§ **What you have to do**: Copy out every line of the listing below word for word, leaving out the picture.

§

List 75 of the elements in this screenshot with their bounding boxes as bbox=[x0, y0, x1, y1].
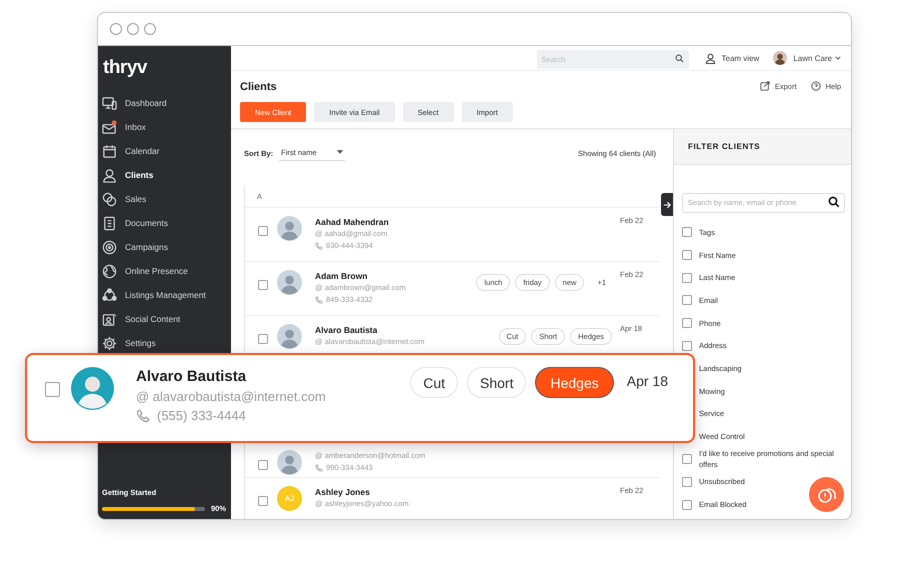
checkbox[interactable] bbox=[258, 496, 268, 506]
checkbox[interactable] bbox=[682, 295, 692, 306]
tag[interactable]: Short bbox=[467, 367, 526, 398]
avatar-photo bbox=[277, 324, 302, 349]
checkbox[interactable] bbox=[682, 250, 692, 260]
logo: thryv bbox=[103, 56, 147, 80]
document-icon bbox=[102, 216, 117, 230]
client-email: @ alavarobautista@internet.com bbox=[136, 388, 327, 406]
sidebar-item[interactable]: Calendar bbox=[98, 139, 231, 163]
avatar-photo bbox=[71, 367, 114, 410]
checkbox[interactable] bbox=[258, 460, 268, 470]
checkbox[interactable] bbox=[682, 454, 692, 464]
tag[interactable]: Cut bbox=[410, 367, 458, 398]
checkbox[interactable] bbox=[682, 500, 692, 510]
client-date: Apr 18 bbox=[626, 373, 668, 389]
window-control-dot[interactable] bbox=[144, 23, 156, 35]
arrow-right-icon bbox=[663, 200, 671, 208]
avatar-photo bbox=[277, 270, 302, 295]
sidebar-item[interactable]: Inbox bbox=[98, 115, 231, 139]
team-view-button[interactable]: Team view bbox=[704, 52, 760, 64]
phone-icon bbox=[315, 464, 323, 472]
image-icon bbox=[102, 312, 117, 326]
search-icon bbox=[828, 196, 840, 208]
phone-icon bbox=[136, 408, 150, 422]
client-name: Alvaro Bautista bbox=[315, 324, 378, 336]
window-control-dot[interactable] bbox=[110, 23, 122, 35]
checkbox[interactable] bbox=[682, 272, 692, 283]
collapse-panel-button[interactable] bbox=[661, 193, 673, 216]
avatar-initials: AJ bbox=[277, 486, 302, 511]
sidebar-item[interactable]: Clients bbox=[98, 163, 231, 187]
checkbox[interactable] bbox=[682, 476, 692, 487]
client-name: Alvaro Bautista bbox=[136, 367, 248, 387]
envelope-icon bbox=[102, 120, 117, 134]
checkbox[interactable] bbox=[682, 318, 692, 328]
sidebar-item[interactable]: Dashboard bbox=[98, 91, 231, 115]
sidebar-item[interactable]: Campaigns bbox=[98, 235, 231, 259]
monitor-icon bbox=[102, 96, 117, 110]
checkbox[interactable] bbox=[258, 334, 268, 344]
phone-icon bbox=[315, 242, 323, 250]
sidebar-item[interactable]: Settings bbox=[98, 331, 231, 355]
help-icon bbox=[810, 81, 821, 91]
avatar-photo bbox=[773, 51, 788, 65]
caret-icon bbox=[336, 150, 343, 154]
caret-icon bbox=[835, 56, 841, 60]
avatar-photo bbox=[277, 216, 302, 241]
search-icon bbox=[674, 54, 684, 62]
person-icon bbox=[102, 168, 117, 182]
calendar-icon bbox=[102, 144, 117, 158]
sidebar-item[interactable]: Sales bbox=[98, 187, 231, 211]
account-menu[interactable]: Lawn Care bbox=[773, 51, 841, 65]
window-control-dot[interactable] bbox=[127, 23, 139, 35]
filter-title: FILTER CLIENTS bbox=[688, 142, 760, 151]
globe-icon bbox=[102, 264, 117, 278]
checkbox[interactable] bbox=[682, 227, 692, 238]
target-icon bbox=[102, 240, 117, 254]
sidebar-item[interactable]: Listings Management bbox=[98, 283, 231, 307]
avatar-photo bbox=[277, 450, 302, 475]
checkbox[interactable] bbox=[682, 340, 692, 351]
client-name: Adam Brown bbox=[315, 270, 368, 282]
client-phone: (555) 333-4444 bbox=[157, 407, 246, 425]
page-title: Clients bbox=[240, 81, 278, 94]
sidebar-item[interactable]: Social Content bbox=[98, 307, 231, 331]
checkbox[interactable] bbox=[258, 280, 268, 290]
gear-icon bbox=[102, 336, 117, 350]
client-name: Ashley Jones bbox=[315, 486, 371, 498]
phone-icon bbox=[315, 296, 323, 304]
export-icon bbox=[760, 81, 770, 91]
checkbox[interactable] bbox=[258, 226, 268, 236]
coins-icon bbox=[102, 192, 117, 206]
sidebar-item[interactable]: Online Presence bbox=[98, 259, 231, 283]
checkbox[interactable] bbox=[45, 382, 60, 397]
network-icon bbox=[102, 288, 117, 302]
sidebar-item[interactable]: Documents bbox=[98, 211, 231, 235]
client-name: Aahad Mahendran bbox=[315, 216, 390, 228]
person-icon bbox=[704, 52, 716, 64]
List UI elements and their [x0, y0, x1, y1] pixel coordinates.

§

§ **Correct answer**:
List 75 of the elements in this screenshot with their bounding boxes as bbox=[x0, y0, x1, y1].
checkbox[interactable] bbox=[258, 496, 268, 506]
checkbox[interactable] bbox=[682, 295, 692, 306]
tag[interactable]: Short bbox=[467, 367, 526, 398]
avatar-photo bbox=[277, 324, 302, 349]
checkbox[interactable] bbox=[682, 250, 692, 260]
logo: thryv bbox=[103, 56, 147, 80]
document-icon bbox=[102, 216, 117, 230]
client-email: @ alavarobautista@internet.com bbox=[136, 388, 327, 406]
sidebar-item[interactable]: Calendar bbox=[98, 139, 231, 163]
avatar-photo bbox=[71, 367, 114, 410]
checkbox[interactable] bbox=[258, 460, 268, 470]
checkbox[interactable] bbox=[682, 454, 692, 464]
tag[interactable]: Cut bbox=[410, 367, 458, 398]
checkbox[interactable] bbox=[682, 500, 692, 510]
client-date: Apr 18 bbox=[626, 373, 668, 389]
window-control-dot[interactable] bbox=[144, 23, 156, 35]
arrow-right-icon bbox=[663, 200, 671, 208]
avatar-photo bbox=[277, 270, 302, 295]
sidebar-item[interactable]: Inbox bbox=[98, 115, 231, 139]
team-view-button[interactable]: Team view bbox=[704, 52, 760, 64]
phone-icon bbox=[315, 464, 323, 472]
image-icon bbox=[102, 312, 117, 326]
search-icon bbox=[828, 196, 840, 208]
phone-icon bbox=[136, 408, 150, 422]
client-name: Alvaro Bautista bbox=[315, 324, 378, 336]
window-control-dot[interactable] bbox=[110, 23, 122, 35]
checkbox[interactable] bbox=[682, 272, 692, 283]
collapse-panel-button[interactable] bbox=[661, 193, 673, 216]
avatar-initials: AJ bbox=[277, 486, 302, 511]
sidebar-item[interactable]: Clients bbox=[98, 163, 231, 187]
checkbox[interactable] bbox=[682, 476, 692, 487]
client-name: Alvaro Bautista bbox=[136, 367, 248, 387]
envelope-icon bbox=[102, 120, 117, 134]
checkbox[interactable] bbox=[682, 318, 692, 328]
sidebar-item[interactable]: Dashboard bbox=[98, 91, 231, 115]
sidebar-item[interactable]: Campaigns bbox=[98, 235, 231, 259]
monitor-icon bbox=[102, 96, 117, 110]
checkbox[interactable] bbox=[258, 334, 268, 344]
phone-icon bbox=[315, 242, 323, 250]
sidebar-item[interactable]: Settings bbox=[98, 331, 231, 355]
help-icon bbox=[810, 81, 821, 91]
avatar-photo bbox=[773, 51, 788, 65]
caret-icon bbox=[336, 150, 343, 154]
caret-icon bbox=[835, 56, 841, 60]
avatar-photo bbox=[277, 216, 302, 241]
search-icon bbox=[674, 54, 684, 62]
person-icon bbox=[102, 168, 117, 182]
calendar-icon bbox=[102, 144, 117, 158]
sidebar-item[interactable]: Sales bbox=[98, 187, 231, 211]
account-menu[interactable]: Lawn Care bbox=[773, 51, 841, 65]
window-control-dot[interactable] bbox=[127, 23, 139, 35]
filter-title: FILTER CLIENTS bbox=[688, 142, 760, 151]
globe-icon bbox=[102, 264, 117, 278]
checkbox[interactable] bbox=[682, 227, 692, 238]
target-icon bbox=[102, 240, 117, 254]
sidebar-item[interactable]: Listings Management bbox=[98, 283, 231, 307]
avatar-photo bbox=[277, 450, 302, 475]
checkbox[interactable] bbox=[682, 340, 692, 351]
client-name: Adam Brown bbox=[315, 270, 368, 282]
client-phone: (555) 333-4444 bbox=[157, 407, 246, 425]
page-title: Clients bbox=[240, 81, 278, 94]
sidebar-item[interactable]: Social Content bbox=[98, 307, 231, 331]
checkbox[interactable] bbox=[258, 280, 268, 290]
gear-icon bbox=[102, 336, 117, 350]
client-name: Ashley Jones bbox=[315, 486, 371, 498]
phone-icon bbox=[315, 296, 323, 304]
export-icon bbox=[760, 81, 770, 91]
checkbox[interactable] bbox=[258, 226, 268, 236]
coins-icon bbox=[102, 192, 117, 206]
sidebar-item[interactable]: Online Presence bbox=[98, 259, 231, 283]
checkbox[interactable] bbox=[45, 382, 60, 397]
network-icon bbox=[102, 288, 117, 302]
sidebar-item[interactable]: Documents bbox=[98, 211, 231, 235]
client-name: Aahad Mahendran bbox=[315, 216, 390, 228]
person-icon bbox=[704, 52, 716, 64]
List UI elements and their [x0, y0, x1, y1] pixel coordinates.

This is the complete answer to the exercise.